# WHAT TO DO
Copy out all the records below, replacing "Public Toilet" with "Restroom" wherever it occurs and keeping everything else the same.

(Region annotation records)
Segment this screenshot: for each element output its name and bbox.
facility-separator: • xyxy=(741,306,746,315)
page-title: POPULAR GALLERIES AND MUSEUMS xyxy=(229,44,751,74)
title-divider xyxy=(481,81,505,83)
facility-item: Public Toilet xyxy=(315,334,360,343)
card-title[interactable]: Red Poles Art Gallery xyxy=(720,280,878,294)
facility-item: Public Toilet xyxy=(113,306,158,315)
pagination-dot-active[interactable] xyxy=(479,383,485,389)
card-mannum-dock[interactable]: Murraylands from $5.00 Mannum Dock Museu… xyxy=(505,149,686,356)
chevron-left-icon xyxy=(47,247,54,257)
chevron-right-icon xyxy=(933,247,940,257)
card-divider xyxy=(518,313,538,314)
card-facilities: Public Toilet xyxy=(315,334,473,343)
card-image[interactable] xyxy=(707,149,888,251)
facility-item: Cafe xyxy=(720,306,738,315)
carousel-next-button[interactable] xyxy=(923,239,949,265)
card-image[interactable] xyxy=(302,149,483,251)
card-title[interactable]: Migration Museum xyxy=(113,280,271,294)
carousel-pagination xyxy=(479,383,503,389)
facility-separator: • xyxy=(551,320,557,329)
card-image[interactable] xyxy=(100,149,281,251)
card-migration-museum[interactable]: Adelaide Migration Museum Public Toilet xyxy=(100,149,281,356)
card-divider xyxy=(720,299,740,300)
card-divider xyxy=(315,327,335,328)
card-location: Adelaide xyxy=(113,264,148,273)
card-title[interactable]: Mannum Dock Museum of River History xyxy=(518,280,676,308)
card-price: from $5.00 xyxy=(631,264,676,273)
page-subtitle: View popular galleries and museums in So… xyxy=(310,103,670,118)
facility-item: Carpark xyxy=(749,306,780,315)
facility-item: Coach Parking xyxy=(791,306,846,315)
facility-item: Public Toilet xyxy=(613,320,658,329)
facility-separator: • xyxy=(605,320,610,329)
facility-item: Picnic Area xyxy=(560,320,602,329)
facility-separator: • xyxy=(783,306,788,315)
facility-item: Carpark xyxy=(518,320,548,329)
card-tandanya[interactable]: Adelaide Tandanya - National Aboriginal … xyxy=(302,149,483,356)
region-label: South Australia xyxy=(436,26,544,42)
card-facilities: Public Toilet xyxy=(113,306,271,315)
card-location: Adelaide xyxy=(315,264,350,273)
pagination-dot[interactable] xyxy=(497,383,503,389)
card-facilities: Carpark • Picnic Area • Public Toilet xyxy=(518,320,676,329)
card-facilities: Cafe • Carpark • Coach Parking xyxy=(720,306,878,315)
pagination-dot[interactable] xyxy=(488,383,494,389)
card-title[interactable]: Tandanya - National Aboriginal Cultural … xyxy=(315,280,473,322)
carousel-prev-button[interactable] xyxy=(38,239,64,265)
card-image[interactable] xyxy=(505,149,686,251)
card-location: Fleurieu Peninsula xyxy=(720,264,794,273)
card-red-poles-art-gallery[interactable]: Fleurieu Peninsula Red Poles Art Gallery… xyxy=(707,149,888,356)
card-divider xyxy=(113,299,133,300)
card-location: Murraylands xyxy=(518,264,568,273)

# ANSWER
Segment this screenshot: for each element output its name and bbox.
facility-separator: • xyxy=(741,306,746,315)
page-title: POPULAR GALLERIES AND MUSEUMS xyxy=(229,44,751,74)
title-divider xyxy=(481,81,505,83)
facility-item: Restroom xyxy=(315,334,360,343)
card-title[interactable]: Red Poles Art Gallery xyxy=(720,280,878,294)
facility-item: Restroom xyxy=(113,306,158,315)
pagination-dot-active[interactable] xyxy=(479,383,485,389)
card-mannum-dock[interactable]: Murraylands from $5.00 Mannum Dock Museu… xyxy=(505,149,686,356)
chevron-left-icon xyxy=(47,247,54,257)
chevron-right-icon xyxy=(933,247,940,257)
card-divider xyxy=(518,313,538,314)
card-facilities: Restroom xyxy=(315,334,473,343)
card-image[interactable] xyxy=(707,149,888,251)
facility-item: Cafe xyxy=(720,306,738,315)
carousel-next-button[interactable] xyxy=(923,239,949,265)
card-image[interactable] xyxy=(302,149,483,251)
card-title[interactable]: Migration Museum xyxy=(113,280,271,294)
carousel-pagination xyxy=(479,383,503,389)
facility-separator: • xyxy=(551,320,557,329)
card-image[interactable] xyxy=(100,149,281,251)
card-migration-museum[interactable]: Adelaide Migration Museum Restroom xyxy=(100,149,281,356)
card-divider xyxy=(720,299,740,300)
card-divider xyxy=(315,327,335,328)
card-location: Adelaide xyxy=(113,264,148,273)
card-title[interactable]: Mannum Dock Museum of River History xyxy=(518,280,676,308)
card-price: from $5.00 xyxy=(631,264,676,273)
page-subtitle: View popular galleries and museums in So… xyxy=(310,103,670,118)
facility-item: Carpark xyxy=(749,306,780,315)
facility-item: Coach Parking xyxy=(791,306,846,315)
facility-item: Restroom xyxy=(613,320,658,329)
facility-separator: • xyxy=(605,320,610,329)
facility-item: Picnic Area xyxy=(560,320,602,329)
facility-separator: • xyxy=(783,306,788,315)
facility-item: Carpark xyxy=(518,320,548,329)
card-tandanya[interactable]: Adelaide Tandanya - National Aboriginal … xyxy=(302,149,483,356)
region-label: South Australia xyxy=(436,26,544,42)
card-facilities: Restroom xyxy=(113,306,271,315)
card-location: Adelaide xyxy=(315,264,350,273)
pagination-dot[interactable] xyxy=(497,383,503,389)
card-facilities: Carpark • Picnic Area • Restroom xyxy=(518,320,676,329)
card-facilities: Cafe • Carpark • Coach Parking xyxy=(720,306,878,315)
pagination-dot[interactable] xyxy=(488,383,494,389)
card-title[interactable]: Tandanya - National Aboriginal Cultural … xyxy=(315,280,473,322)
carousel-prev-button[interactable] xyxy=(38,239,64,265)
card-image[interactable] xyxy=(505,149,686,251)
card-location: Fleurieu Peninsula xyxy=(720,264,794,273)
card-red-poles-art-gallery[interactable]: Fleurieu Peninsula Red Poles Art Gallery… xyxy=(707,149,888,356)
card-divider xyxy=(113,299,133,300)
card-location: Murraylands xyxy=(518,264,568,273)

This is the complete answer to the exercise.